_The task:_
Give the data again exactly as written, skipping any pictures.

=-=-=

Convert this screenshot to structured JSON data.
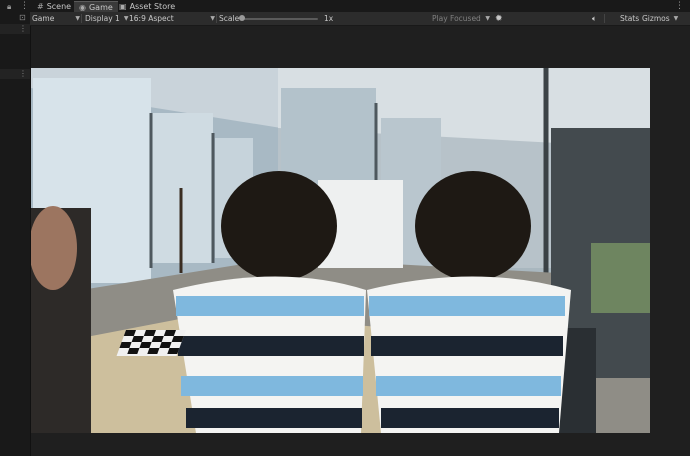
{
  "tabs": [
    {
      "label": "Scene",
      "icon": "scene-icon"
    },
    {
      "label": "Game",
      "icon": "game-icon"
    },
    {
      "label": "Asset Store",
      "icon": "asset-store-icon"
    }
  ],
  "toolbar": {
    "mode": "Game",
    "display": "Display 1",
    "aspect": "16:9 Aspect",
    "scale_label": "Scale",
    "scale_value": "1x",
    "play_mode": "Play Focused",
    "stats": "Stats",
    "gizmos": "Gizmos"
  },
  "icons": {
    "lock": "lock-icon",
    "menu": "kebab-menu-icon",
    "audio": "speaker-icon",
    "bug": "bug-icon",
    "dropdown": "chevron-down-icon"
  },
  "colors": {
    "background": "#1e1e1e",
    "toolbar": "#2c2c2c",
    "active_tab": "#3a3a3a"
  }
}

=-=-=

_Worked answer:_
Convert this screenshot to structured JSON data.
{
  "tabs": [
    {
      "label": "Scene",
      "icon": "scene-icon"
    },
    {
      "label": "Game",
      "icon": "game-icon"
    },
    {
      "label": "Asset Store",
      "icon": "asset-store-icon"
    }
  ],
  "toolbar": {
    "mode": "Game",
    "display": "Display 1",
    "aspect": "16:9 Aspect",
    "scale_label": "Scale",
    "scale_value": "1x",
    "play_mode": "Play Focused",
    "stats": "Stats",
    "gizmos": "Gizmos"
  },
  "icons": {
    "lock": "lock-icon",
    "menu": "kebab-menu-icon",
    "audio": "speaker-icon",
    "bug": "bug-icon",
    "dropdown": "chevron-down-icon"
  },
  "colors": {
    "background": "#1e1e1e",
    "toolbar": "#2c2c2c",
    "active_tab": "#3a3a3a"
  }
}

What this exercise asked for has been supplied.